**What is expected:** The records should be written out in full, with nothing altered.

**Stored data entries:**
(begin)

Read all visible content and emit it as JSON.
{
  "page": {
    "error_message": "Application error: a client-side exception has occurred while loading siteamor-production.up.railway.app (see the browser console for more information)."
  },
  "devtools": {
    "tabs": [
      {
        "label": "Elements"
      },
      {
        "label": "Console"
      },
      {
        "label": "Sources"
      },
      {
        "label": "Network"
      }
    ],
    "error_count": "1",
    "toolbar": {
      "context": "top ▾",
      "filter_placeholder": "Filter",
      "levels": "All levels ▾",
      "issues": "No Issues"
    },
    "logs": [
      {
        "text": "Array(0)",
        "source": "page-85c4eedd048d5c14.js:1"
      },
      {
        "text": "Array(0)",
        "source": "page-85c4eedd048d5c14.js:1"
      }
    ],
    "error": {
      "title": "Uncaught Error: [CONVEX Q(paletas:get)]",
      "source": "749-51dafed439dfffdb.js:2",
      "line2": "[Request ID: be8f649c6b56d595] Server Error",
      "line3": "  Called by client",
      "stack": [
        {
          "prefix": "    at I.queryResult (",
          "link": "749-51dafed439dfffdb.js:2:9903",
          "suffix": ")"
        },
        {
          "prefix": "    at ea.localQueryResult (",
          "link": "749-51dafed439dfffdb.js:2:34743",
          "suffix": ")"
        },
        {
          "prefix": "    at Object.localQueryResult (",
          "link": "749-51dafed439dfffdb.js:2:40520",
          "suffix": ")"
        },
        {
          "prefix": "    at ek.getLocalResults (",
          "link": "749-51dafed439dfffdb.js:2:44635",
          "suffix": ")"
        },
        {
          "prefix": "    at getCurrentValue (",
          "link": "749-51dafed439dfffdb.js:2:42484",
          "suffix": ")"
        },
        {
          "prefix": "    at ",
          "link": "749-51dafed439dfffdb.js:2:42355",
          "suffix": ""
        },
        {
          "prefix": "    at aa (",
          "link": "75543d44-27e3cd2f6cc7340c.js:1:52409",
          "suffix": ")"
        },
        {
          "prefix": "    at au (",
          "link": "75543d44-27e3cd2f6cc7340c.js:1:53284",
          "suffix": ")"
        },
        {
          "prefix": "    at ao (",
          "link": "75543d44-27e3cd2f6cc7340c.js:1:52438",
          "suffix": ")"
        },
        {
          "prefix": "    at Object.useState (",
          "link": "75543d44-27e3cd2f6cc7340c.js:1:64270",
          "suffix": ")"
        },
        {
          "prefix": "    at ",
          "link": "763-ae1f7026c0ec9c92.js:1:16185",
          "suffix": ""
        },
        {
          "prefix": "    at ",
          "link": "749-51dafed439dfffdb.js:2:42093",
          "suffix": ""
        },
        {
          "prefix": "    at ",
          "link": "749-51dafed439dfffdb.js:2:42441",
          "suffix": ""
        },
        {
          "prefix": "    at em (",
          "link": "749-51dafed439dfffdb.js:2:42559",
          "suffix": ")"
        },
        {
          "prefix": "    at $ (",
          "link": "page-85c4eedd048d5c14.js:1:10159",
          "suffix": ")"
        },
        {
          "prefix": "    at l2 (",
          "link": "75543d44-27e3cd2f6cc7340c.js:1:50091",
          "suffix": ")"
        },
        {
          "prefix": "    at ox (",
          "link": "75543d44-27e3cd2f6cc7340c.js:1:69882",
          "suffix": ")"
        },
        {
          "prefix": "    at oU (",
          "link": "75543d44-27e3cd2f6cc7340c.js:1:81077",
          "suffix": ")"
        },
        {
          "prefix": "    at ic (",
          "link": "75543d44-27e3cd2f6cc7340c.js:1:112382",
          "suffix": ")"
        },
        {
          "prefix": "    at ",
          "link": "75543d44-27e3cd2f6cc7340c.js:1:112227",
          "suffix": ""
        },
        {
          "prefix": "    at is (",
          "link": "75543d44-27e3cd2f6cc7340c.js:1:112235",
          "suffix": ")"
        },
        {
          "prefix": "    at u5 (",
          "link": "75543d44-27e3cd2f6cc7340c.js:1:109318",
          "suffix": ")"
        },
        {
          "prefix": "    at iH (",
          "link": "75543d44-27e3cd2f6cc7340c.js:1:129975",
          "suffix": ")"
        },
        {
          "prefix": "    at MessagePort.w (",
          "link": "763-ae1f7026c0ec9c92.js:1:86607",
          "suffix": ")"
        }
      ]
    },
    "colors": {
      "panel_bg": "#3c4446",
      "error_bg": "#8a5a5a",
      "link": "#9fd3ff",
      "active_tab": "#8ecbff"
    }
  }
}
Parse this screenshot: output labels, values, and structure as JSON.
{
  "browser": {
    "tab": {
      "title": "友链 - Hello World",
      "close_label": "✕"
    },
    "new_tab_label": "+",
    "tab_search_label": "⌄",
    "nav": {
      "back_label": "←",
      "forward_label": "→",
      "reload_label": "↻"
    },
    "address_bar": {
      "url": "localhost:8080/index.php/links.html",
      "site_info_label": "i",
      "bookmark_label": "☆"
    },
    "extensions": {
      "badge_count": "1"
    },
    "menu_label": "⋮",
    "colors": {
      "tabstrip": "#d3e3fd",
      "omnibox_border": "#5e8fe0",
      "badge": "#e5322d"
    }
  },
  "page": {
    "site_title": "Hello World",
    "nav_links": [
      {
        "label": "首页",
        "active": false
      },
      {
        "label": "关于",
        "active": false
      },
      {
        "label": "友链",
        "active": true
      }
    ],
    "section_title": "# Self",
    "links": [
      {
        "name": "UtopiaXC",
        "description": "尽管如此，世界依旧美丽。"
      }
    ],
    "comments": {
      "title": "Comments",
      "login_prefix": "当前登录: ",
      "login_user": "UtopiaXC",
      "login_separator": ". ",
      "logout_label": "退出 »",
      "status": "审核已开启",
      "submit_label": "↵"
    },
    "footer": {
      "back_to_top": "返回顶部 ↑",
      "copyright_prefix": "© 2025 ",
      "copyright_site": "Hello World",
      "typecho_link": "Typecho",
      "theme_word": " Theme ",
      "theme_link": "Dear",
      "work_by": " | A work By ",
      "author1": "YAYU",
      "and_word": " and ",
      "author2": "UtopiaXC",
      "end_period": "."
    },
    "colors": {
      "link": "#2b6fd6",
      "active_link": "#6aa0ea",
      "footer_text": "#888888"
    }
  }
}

(end)

**Exercise solution:**
Read all visible content and emit it as JSON.
{
  "page": {
    "error_message": "Application error: a client-side exception has occurred while loading siteamor-production.up.railway.app (see the browser console for more information)."
  },
  "devtools": {
    "tabs": [
      {
        "label": "Elements"
      },
      {
        "label": "Console"
      },
      {
        "label": "Sources"
      },
      {
        "label": "Network"
      }
    ],
    "error_count": "1",
    "toolbar": {
      "context": "top ▾",
      "filter_placeholder": "Filter",
      "levels": "All levels ▾",
      "issues": "No Issues"
    },
    "logs": [
      {
        "text": "Array(0)",
        "source": "page-85c4eedd048d5c14.js:1"
      },
      {
        "text": "Array(0)",
        "source": "page-85c4eedd048d5c14.js:1"
      }
    ],
    "error": {
      "title": "Uncaught Error: [CONVEX Q(paletas:get)]",
      "source": "749-51dafed439dfffdb.js:2",
      "line2": "[Request ID: be8f649c6b56d595] Server Error",
      "line3": "  Called by client",
      "stack": [
        {
          "prefix": "    at I.queryResult (",
          "link": "749-51dafed439dfffdb.js:2:9903",
          "suffix": ")"
        },
        {
          "prefix": "    at ea.localQueryResult (",
          "link": "749-51dafed439dfffdb.js:2:34743",
          "suffix": ")"
        },
        {
          "prefix": "    at Object.localQueryResult (",
          "link": "749-51dafed439dfffdb.js:2:40520",
          "suffix": ")"
        },
        {
          "prefix": "    at ek.getLocalResults (",
          "link": "749-51dafed439dfffdb.js:2:44635",
          "suffix": ")"
        },
        {
          "prefix": "    at getCurrentValue (",
          "link": "749-51dafed439dfffdb.js:2:42484",
          "suffix": ")"
        },
        {
          "prefix": "    at ",
          "link": "749-51dafed439dfffdb.js:2:42355",
          "suffix": ""
        },
        {
          "prefix": "    at aa (",
          "link": "75543d44-27e3cd2f6cc7340c.js:1:52409",
          "suffix": ")"
        },
        {
          "prefix": "    at au (",
          "link": "75543d44-27e3cd2f6cc7340c.js:1:53284",
          "suffix": ")"
        },
        {
          "prefix": "    at ao (",
          "link": "75543d44-27e3cd2f6cc7340c.js:1:52438",
          "suffix": ")"
        },
        {
          "prefix": "    at Object.useState (",
          "link": "75543d44-27e3cd2f6cc7340c.js:1:64270",
          "suffix": ")"
        },
        {
          "prefix": "    at ",
          "link": "763-ae1f7026c0ec9c92.js:1:16185",
          "suffix": ""
        },
        {
          "prefix": "    at ",
          "link": "749-51dafed439dfffdb.js:2:42093",
          "suffix": ""
        },
        {
          "prefix": "    at ",
          "link": "749-51dafed439dfffdb.js:2:42441",
          "suffix": ""
        },
        {
          "prefix": "    at em (",
          "link": "749-51dafed439dfffdb.js:2:42559",
          "suffix": ")"
        },
        {
          "prefix": "    at $ (",
          "link": "page-85c4eedd048d5c14.js:1:10159",
          "suffix": ")"
        },
        {
          "prefix": "    at l2 (",
          "link": "75543d44-27e3cd2f6cc7340c.js:1:50091",
          "suffix": ")"
        },
        {
          "prefix": "    at ox (",
          "link": "75543d44-27e3cd2f6cc7340c.js:1:69882",
          "suffix": ")"
        },
        {
          "prefix": "    at oU (",
          "link": "75543d44-27e3cd2f6cc7340c.js:1:81077",
          "suffix": ")"
        },
        {
          "prefix": "    at ic (",
          "link": "75543d44-27e3cd2f6cc7340c.js:1:112382",
          "suffix": ")"
        },
        {
          "prefix": "    at ",
          "link": "75543d44-27e3cd2f6cc7340c.js:1:112227",
          "suffix": ""
        },
        {
          "prefix": "    at is (",
          "link": "75543d44-27e3cd2f6cc7340c.js:1:112235",
          "suffix": ")"
        },
        {
          "prefix": "    at u5 (",
          "link": "75543d44-27e3cd2f6cc7340c.js:1:109318",
          "suffix": ")"
        },
        {
          "prefix": "    at iH (",
          "link": "75543d44-27e3cd2f6cc7340c.js:1:129975",
          "suffix": ")"
        },
        {
          "prefix": "    at MessagePort.w (",
          "link": "763-ae1f7026c0ec9c92.js:1:86607",
          "suffix": ")"
        }
      ]
    },
    "colors": {
      "panel_bg": "#3c4446",
      "error_bg": "#8a5a5a",
      "link": "#9fd3ff",
      "active_tab": "#8ecbff"
    }
  }
}
Parse this screenshot: output labels, values, and structure as JSON.
{
  "browser": {
    "tab": {
      "title": "友链 - Hello World",
      "close_label": "✕"
    },
    "new_tab_label": "+",
    "tab_search_label": "⌄",
    "nav": {
      "back_label": "←",
      "forward_label": "→",
      "reload_label": "↻"
    },
    "address_bar": {
      "url": "localhost:8080/index.php/links.html",
      "site_info_label": "i",
      "bookmark_label": "☆"
    },
    "extensions": {
      "badge_count": "1"
    },
    "menu_label": "⋮",
    "colors": {
      "tabstrip": "#d3e3fd",
      "omnibox_border": "#5e8fe0",
      "badge": "#e5322d"
    }
  },
  "page": {
    "site_title": "Hello World",
    "nav_links": [
      {
        "label": "首页",
        "active": false
      },
      {
        "label": "关于",
        "active": false
      },
      {
        "label": "友链",
        "active": true
      }
    ],
    "section_title": "# Self",
    "links": [
      {
        "name": "UtopiaXC",
        "description": "尽管如此，世界依旧美丽。"
      }
    ],
    "comments": {
      "title": "Comments",
      "login_prefix": "当前登录: ",
      "login_user": "UtopiaXC",
      "login_separator": ". ",
      "logout_label": "退出 »",
      "status": "审核已开启",
      "submit_label": "↵"
    },
    "footer": {
      "back_to_top": "返回顶部 ↑",
      "copyright_prefix": "© 2025 ",
      "copyright_site": "Hello World",
      "typecho_link": "Typecho",
      "theme_word": " Theme ",
      "theme_link": "Dear",
      "work_by": " | A work By ",
      "author1": "YAYU",
      "and_word": " and ",
      "author2": "UtopiaXC",
      "end_period": "."
    },
    "colors": {
      "link": "#2b6fd6",
      "active_link": "#6aa0ea",
      "footer_text": "#888888"
    }
  }
}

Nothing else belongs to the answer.